Exercise prompt = Spot each line in the records below where the word "total" occurs, then copy it.

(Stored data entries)
+ + + + +

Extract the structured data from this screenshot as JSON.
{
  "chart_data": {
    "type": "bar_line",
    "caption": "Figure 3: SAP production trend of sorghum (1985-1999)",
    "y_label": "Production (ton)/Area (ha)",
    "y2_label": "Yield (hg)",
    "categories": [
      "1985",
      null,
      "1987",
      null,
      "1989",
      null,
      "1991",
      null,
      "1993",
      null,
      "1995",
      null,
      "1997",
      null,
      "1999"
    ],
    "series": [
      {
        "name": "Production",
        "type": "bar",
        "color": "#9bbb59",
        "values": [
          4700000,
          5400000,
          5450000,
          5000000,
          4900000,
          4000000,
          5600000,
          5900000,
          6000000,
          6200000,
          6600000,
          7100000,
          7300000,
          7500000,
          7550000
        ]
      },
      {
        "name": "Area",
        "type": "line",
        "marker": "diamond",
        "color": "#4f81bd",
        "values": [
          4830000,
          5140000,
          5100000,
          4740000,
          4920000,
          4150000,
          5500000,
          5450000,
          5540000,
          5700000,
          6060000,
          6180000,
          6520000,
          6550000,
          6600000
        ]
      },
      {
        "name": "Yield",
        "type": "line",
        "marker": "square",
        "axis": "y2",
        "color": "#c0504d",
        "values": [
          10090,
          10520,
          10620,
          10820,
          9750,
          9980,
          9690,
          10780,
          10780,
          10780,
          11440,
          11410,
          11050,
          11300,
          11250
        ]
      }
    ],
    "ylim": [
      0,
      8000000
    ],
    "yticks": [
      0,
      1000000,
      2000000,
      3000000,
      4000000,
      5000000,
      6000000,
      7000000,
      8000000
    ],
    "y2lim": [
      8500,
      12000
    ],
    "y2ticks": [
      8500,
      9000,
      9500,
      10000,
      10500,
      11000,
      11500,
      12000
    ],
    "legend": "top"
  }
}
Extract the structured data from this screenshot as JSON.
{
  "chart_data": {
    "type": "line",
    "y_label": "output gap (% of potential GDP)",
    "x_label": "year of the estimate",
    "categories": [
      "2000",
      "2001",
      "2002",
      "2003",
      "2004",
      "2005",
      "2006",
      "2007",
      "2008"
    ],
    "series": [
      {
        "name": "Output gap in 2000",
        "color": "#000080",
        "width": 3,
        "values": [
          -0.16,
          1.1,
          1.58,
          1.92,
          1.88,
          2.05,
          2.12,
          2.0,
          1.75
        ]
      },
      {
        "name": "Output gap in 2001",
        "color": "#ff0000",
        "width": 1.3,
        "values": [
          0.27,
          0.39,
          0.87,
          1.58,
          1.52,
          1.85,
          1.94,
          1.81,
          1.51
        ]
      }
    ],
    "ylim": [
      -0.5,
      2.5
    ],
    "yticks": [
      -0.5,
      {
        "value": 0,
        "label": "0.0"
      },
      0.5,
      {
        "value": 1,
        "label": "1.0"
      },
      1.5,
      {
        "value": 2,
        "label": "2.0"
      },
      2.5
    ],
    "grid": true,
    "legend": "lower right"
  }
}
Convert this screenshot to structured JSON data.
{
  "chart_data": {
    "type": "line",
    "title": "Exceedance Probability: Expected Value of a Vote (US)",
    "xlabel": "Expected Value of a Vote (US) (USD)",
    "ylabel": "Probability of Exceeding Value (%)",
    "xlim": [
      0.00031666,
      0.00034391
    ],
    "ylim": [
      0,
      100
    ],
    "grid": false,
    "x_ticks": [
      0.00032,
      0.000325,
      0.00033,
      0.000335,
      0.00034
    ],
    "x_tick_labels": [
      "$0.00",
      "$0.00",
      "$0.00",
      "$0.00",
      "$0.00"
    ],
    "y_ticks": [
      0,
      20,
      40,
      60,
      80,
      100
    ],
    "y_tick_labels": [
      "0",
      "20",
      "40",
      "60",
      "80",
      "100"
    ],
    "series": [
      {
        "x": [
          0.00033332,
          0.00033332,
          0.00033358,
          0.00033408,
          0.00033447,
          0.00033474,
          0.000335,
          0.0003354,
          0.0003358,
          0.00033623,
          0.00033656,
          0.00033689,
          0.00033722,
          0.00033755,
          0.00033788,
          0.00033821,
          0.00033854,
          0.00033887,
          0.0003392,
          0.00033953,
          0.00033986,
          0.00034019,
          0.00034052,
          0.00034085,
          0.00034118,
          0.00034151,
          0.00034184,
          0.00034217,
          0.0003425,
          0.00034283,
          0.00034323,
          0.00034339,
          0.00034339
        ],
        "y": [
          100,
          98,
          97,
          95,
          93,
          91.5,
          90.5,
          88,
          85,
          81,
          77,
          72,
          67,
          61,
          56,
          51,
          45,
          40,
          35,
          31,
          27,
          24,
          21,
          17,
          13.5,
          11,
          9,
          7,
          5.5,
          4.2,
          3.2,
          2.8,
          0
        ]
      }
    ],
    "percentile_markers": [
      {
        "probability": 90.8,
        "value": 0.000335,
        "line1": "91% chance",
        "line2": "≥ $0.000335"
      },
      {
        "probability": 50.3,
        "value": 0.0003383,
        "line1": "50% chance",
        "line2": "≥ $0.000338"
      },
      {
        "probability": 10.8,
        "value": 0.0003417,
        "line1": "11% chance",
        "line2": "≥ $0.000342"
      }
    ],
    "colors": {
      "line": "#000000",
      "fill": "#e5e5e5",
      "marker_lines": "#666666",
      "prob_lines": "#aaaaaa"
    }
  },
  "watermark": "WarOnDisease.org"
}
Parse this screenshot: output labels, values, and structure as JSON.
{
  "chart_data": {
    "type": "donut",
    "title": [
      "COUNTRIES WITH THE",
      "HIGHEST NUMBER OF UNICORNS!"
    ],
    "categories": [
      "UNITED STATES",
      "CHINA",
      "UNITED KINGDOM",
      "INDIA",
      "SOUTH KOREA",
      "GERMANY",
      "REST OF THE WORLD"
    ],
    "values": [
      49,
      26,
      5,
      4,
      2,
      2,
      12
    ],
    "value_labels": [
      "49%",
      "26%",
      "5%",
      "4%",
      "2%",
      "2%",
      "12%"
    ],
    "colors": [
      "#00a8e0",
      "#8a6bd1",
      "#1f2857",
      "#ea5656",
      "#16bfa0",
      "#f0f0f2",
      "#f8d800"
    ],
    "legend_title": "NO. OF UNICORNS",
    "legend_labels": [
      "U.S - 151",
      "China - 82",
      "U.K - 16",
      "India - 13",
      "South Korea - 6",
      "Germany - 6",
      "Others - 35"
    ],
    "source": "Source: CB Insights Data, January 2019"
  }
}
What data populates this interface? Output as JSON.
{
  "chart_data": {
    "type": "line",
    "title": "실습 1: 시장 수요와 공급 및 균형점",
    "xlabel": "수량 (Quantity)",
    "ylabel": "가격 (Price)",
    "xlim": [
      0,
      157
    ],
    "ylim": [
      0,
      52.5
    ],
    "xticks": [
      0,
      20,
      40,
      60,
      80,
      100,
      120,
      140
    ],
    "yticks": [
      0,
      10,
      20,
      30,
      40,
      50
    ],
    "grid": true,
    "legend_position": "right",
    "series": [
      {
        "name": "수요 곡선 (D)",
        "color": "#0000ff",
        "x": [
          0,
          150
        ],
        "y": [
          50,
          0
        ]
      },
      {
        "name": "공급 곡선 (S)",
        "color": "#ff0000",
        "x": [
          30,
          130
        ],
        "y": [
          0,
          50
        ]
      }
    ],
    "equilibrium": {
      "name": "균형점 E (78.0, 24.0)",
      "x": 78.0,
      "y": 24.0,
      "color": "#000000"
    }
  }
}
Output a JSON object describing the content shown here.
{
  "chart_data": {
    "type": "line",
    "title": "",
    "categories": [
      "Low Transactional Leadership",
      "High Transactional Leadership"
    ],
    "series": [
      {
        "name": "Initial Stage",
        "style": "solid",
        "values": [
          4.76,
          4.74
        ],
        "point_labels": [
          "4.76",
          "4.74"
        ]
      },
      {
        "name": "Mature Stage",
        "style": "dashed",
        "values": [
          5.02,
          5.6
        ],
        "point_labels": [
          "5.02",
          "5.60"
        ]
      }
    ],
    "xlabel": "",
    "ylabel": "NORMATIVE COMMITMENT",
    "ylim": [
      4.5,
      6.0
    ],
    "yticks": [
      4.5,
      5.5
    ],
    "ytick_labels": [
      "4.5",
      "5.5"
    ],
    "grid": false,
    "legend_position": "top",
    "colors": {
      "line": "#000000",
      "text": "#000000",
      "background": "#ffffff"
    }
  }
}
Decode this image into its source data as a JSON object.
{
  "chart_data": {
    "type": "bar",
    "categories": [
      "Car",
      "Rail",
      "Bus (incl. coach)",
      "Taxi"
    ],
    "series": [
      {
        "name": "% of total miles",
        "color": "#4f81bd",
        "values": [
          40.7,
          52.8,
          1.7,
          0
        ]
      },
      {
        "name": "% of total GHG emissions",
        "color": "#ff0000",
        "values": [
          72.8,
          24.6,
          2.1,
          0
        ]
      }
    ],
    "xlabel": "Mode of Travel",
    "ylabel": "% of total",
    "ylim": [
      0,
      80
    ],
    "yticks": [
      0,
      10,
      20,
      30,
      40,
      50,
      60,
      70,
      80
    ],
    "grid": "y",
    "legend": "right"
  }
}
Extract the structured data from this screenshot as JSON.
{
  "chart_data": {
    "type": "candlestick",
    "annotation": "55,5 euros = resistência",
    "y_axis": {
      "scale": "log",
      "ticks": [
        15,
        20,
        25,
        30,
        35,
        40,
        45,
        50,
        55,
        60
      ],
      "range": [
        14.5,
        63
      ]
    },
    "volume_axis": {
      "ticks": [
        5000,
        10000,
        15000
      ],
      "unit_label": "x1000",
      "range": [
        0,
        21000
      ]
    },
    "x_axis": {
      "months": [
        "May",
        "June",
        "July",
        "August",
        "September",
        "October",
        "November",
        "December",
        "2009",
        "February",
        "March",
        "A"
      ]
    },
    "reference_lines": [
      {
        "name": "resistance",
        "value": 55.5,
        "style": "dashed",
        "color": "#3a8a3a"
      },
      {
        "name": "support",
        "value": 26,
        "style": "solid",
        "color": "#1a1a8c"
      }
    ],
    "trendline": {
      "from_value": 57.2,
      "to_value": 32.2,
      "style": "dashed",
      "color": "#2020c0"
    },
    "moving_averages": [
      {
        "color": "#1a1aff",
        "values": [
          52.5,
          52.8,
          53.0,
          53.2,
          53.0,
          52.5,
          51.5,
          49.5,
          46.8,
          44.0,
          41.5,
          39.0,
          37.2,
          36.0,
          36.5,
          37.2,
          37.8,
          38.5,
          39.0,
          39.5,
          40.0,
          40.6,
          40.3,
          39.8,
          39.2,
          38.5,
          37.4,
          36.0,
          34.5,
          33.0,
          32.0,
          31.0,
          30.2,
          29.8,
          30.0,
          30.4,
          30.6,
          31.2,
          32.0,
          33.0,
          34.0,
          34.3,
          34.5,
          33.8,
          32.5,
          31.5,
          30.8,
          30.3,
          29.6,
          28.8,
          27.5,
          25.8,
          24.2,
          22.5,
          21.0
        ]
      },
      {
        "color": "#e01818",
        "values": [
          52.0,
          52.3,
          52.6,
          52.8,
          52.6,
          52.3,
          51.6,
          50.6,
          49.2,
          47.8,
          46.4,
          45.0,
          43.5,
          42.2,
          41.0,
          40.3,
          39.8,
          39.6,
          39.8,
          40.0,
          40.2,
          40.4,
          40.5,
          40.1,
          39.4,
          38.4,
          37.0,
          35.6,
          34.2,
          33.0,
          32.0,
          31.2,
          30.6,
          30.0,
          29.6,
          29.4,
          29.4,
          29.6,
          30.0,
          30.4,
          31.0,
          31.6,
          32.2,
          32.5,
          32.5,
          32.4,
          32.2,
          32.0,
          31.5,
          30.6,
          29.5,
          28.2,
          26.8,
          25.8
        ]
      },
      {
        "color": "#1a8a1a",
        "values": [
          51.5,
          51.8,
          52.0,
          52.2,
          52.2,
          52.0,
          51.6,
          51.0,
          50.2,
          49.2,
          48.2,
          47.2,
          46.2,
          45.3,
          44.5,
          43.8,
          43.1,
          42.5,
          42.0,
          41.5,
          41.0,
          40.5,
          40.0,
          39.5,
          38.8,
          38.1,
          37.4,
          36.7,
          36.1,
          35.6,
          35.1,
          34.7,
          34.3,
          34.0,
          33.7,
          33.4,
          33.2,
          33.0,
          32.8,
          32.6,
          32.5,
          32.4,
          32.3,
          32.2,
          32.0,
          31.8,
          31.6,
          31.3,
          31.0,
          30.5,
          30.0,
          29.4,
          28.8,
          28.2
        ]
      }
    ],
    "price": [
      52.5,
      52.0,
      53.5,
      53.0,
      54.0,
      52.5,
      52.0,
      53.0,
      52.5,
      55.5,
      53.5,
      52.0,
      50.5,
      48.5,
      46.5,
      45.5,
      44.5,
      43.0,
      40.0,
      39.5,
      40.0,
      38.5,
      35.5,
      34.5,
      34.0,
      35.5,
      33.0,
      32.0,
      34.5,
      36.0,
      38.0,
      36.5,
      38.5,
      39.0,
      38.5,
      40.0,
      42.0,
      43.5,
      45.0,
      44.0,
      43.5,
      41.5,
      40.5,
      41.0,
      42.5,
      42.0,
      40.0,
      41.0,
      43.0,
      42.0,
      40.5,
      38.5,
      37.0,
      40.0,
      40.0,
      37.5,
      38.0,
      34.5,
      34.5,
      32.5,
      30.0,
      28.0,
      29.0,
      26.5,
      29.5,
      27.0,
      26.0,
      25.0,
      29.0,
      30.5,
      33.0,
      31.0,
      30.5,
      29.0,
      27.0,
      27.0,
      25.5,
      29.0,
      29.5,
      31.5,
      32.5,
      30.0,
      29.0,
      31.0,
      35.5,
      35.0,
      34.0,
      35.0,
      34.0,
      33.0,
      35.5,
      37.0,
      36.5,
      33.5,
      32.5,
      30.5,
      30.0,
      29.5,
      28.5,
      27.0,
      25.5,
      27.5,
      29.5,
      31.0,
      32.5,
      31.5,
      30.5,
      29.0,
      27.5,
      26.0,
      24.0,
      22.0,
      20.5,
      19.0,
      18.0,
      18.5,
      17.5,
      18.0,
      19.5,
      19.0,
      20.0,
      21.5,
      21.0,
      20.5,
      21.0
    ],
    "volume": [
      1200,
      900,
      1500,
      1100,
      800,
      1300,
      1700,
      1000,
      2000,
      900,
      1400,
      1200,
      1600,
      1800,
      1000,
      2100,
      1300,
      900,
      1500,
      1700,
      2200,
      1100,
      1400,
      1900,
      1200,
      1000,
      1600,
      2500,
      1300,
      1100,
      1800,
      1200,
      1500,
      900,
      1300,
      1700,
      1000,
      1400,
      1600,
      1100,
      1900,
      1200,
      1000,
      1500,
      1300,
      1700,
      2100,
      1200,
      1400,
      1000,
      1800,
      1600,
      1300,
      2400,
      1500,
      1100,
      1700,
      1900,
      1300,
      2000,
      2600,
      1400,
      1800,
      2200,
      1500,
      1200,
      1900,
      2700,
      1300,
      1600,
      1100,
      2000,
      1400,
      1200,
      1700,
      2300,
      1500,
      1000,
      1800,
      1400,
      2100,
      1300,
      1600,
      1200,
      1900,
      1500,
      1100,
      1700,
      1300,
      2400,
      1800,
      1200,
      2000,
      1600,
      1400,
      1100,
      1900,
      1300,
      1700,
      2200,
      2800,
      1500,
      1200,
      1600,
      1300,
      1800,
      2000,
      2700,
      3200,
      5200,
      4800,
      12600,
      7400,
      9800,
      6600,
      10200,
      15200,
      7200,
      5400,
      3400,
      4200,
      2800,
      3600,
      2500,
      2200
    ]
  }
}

+ + + + +

Response to this task =
        "name": "% of total miles",
        "name": "% of total GHG emissions",
    "ylabel": "% of total",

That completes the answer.